Given exercise: Emit the data below verbatim, stripping out any pictures.

---*---

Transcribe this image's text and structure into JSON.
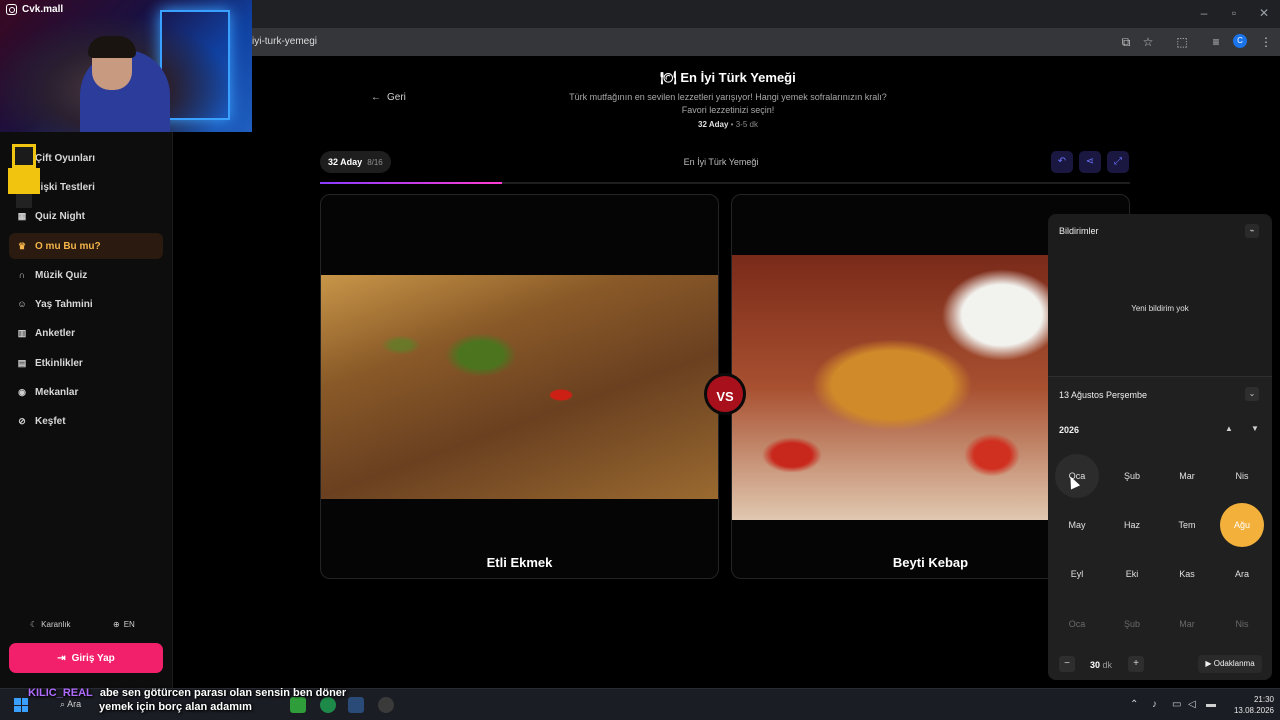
{
  "browser": {
    "url": "iyi-turk-yemegi"
  },
  "stream": {
    "channel": "Cvk.mall"
  },
  "sidebar": {
    "items": [
      {
        "label": "Çift Oyunları",
        "icon": "heart-icon"
      },
      {
        "label": "İlişki Testleri",
        "icon": "chart-icon"
      },
      {
        "label": "Quiz Night",
        "icon": "grid-icon"
      },
      {
        "label": "O mu Bu mu?",
        "icon": "trophy-icon",
        "active": true
      },
      {
        "label": "Müzik Quiz",
        "icon": "headphones-icon"
      },
      {
        "label": "Yaş Tahmini",
        "icon": "user-icon"
      },
      {
        "label": "Anketler",
        "icon": "bar-chart-icon"
      },
      {
        "label": "Etkinlikler",
        "icon": "calendar-icon"
      },
      {
        "label": "Mekanlar",
        "icon": "map-pin-icon"
      },
      {
        "label": "Keşfet",
        "icon": "compass-icon"
      }
    ],
    "theme_label": "Karanlık",
    "lang_label": "EN",
    "login_label": "Giriş Yap",
    "login_color": "#f21f6a",
    "active_color": "#f4b44a"
  },
  "header": {
    "back_label": "Geri",
    "title": "En İyi Türk Yemeği",
    "subtitle_1": "Türk mutfağının en sevilen lezzetleri yarışıyor! Hangi yemek sofralarınızın kralı?",
    "subtitle_2": "Favori lezzetinizi seçin!",
    "meta_count": "32 Aday",
    "meta_time": "3-5 dk"
  },
  "game": {
    "badge_count": "32 Aday",
    "round": "8/16",
    "title": "En İyi Türk Yemeği",
    "progress": 0.225,
    "vs_label": "VS",
    "options": [
      {
        "name": "Etli Ekmek"
      },
      {
        "name": "Beyti Kebap"
      }
    ]
  },
  "notifications": {
    "title": "Bildirimler",
    "empty": "Yeni bildirim yok"
  },
  "calendar": {
    "date_label": "13 Ağustos Perşembe",
    "year": "2026",
    "months": [
      {
        "label": "Oca",
        "state": "hover"
      },
      {
        "label": "Şub",
        "state": "normal"
      },
      {
        "label": "Mar",
        "state": "normal"
      },
      {
        "label": "Nis",
        "state": "normal"
      },
      {
        "label": "May",
        "state": "normal"
      },
      {
        "label": "Haz",
        "state": "normal"
      },
      {
        "label": "Tem",
        "state": "normal"
      },
      {
        "label": "Ağu",
        "state": "selected"
      },
      {
        "label": "Eyl",
        "state": "normal"
      },
      {
        "label": "Eki",
        "state": "normal"
      },
      {
        "label": "Kas",
        "state": "normal"
      },
      {
        "label": "Ara",
        "state": "normal"
      },
      {
        "label": "Oca",
        "state": "dim"
      },
      {
        "label": "Şub",
        "state": "dim"
      },
      {
        "label": "Mar",
        "state": "dim"
      },
      {
        "label": "Nis",
        "state": "dim"
      }
    ],
    "focus_value": "30",
    "focus_unit": "dk",
    "focus_label": "Odaklanma",
    "accent": "#f3b13c"
  },
  "chat": {
    "user": "KILIC_REAL",
    "line1": "abe sen götürcen parası olan sensin ben döner",
    "line2": "yemek için borç alan adamım"
  },
  "taskbar": {
    "search_label": "Ara",
    "time": "21:30",
    "date": "13.08.2026"
  }
}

---*---

Full output:
Transcribe this image's text and structure into JSON.
{
  "browser": {
    "url": "iyi-turk-yemegi"
  },
  "stream": {
    "channel": "Cvk.mall"
  },
  "sidebar": {
    "items": [
      {
        "label": "Çift Oyunları",
        "icon": "heart-icon"
      },
      {
        "label": "İlişki Testleri",
        "icon": "chart-icon"
      },
      {
        "label": "Quiz Night",
        "icon": "grid-icon"
      },
      {
        "label": "O mu Bu mu?",
        "icon": "trophy-icon",
        "active": true
      },
      {
        "label": "Müzik Quiz",
        "icon": "headphones-icon"
      },
      {
        "label": "Yaş Tahmini",
        "icon": "user-icon"
      },
      {
        "label": "Anketler",
        "icon": "bar-chart-icon"
      },
      {
        "label": "Etkinlikler",
        "icon": "calendar-icon"
      },
      {
        "label": "Mekanlar",
        "icon": "map-pin-icon"
      },
      {
        "label": "Keşfet",
        "icon": "compass-icon"
      }
    ],
    "theme_label": "Karanlık",
    "lang_label": "EN",
    "login_label": "Giriş Yap",
    "login_color": "#f21f6a",
    "active_color": "#f4b44a"
  },
  "header": {
    "back_label": "Geri",
    "title": "En İyi Türk Yemeği",
    "subtitle_1": "Türk mutfağının en sevilen lezzetleri yarışıyor! Hangi yemek sofralarınızın kralı?",
    "subtitle_2": "Favori lezzetinizi seçin!",
    "meta_count": "32 Aday",
    "meta_time": "3-5 dk"
  },
  "game": {
    "badge_count": "32 Aday",
    "round": "8/16",
    "title": "En İyi Türk Yemeği",
    "progress": 0.225,
    "vs_label": "VS",
    "options": [
      {
        "name": "Etli Ekmek"
      },
      {
        "name": "Beyti Kebap"
      }
    ]
  },
  "notifications": {
    "title": "Bildirimler",
    "empty": "Yeni bildirim yok"
  },
  "calendar": {
    "date_label": "13 Ağustos Perşembe",
    "year": "2026",
    "months": [
      {
        "label": "Oca",
        "state": "hover"
      },
      {
        "label": "Şub",
        "state": "normal"
      },
      {
        "label": "Mar",
        "state": "normal"
      },
      {
        "label": "Nis",
        "state": "normal"
      },
      {
        "label": "May",
        "state": "normal"
      },
      {
        "label": "Haz",
        "state": "normal"
      },
      {
        "label": "Tem",
        "state": "normal"
      },
      {
        "label": "Ağu",
        "state": "selected"
      },
      {
        "label": "Eyl",
        "state": "normal"
      },
      {
        "label": "Eki",
        "state": "normal"
      },
      {
        "label": "Kas",
        "state": "normal"
      },
      {
        "label": "Ara",
        "state": "normal"
      },
      {
        "label": "Oca",
        "state": "dim"
      },
      {
        "label": "Şub",
        "state": "dim"
      },
      {
        "label": "Mar",
        "state": "dim"
      },
      {
        "label": "Nis",
        "state": "dim"
      }
    ],
    "focus_value": "30",
    "focus_unit": "dk",
    "focus_label": "Odaklanma",
    "accent": "#f3b13c"
  },
  "chat": {
    "user": "KILIC_REAL",
    "line1": "abe sen götürcen parası olan sensin ben döner",
    "line2": "yemek için borç alan adamım"
  },
  "taskbar": {
    "search_label": "Ara",
    "time": "21:30",
    "date": "13.08.2026"
  }
}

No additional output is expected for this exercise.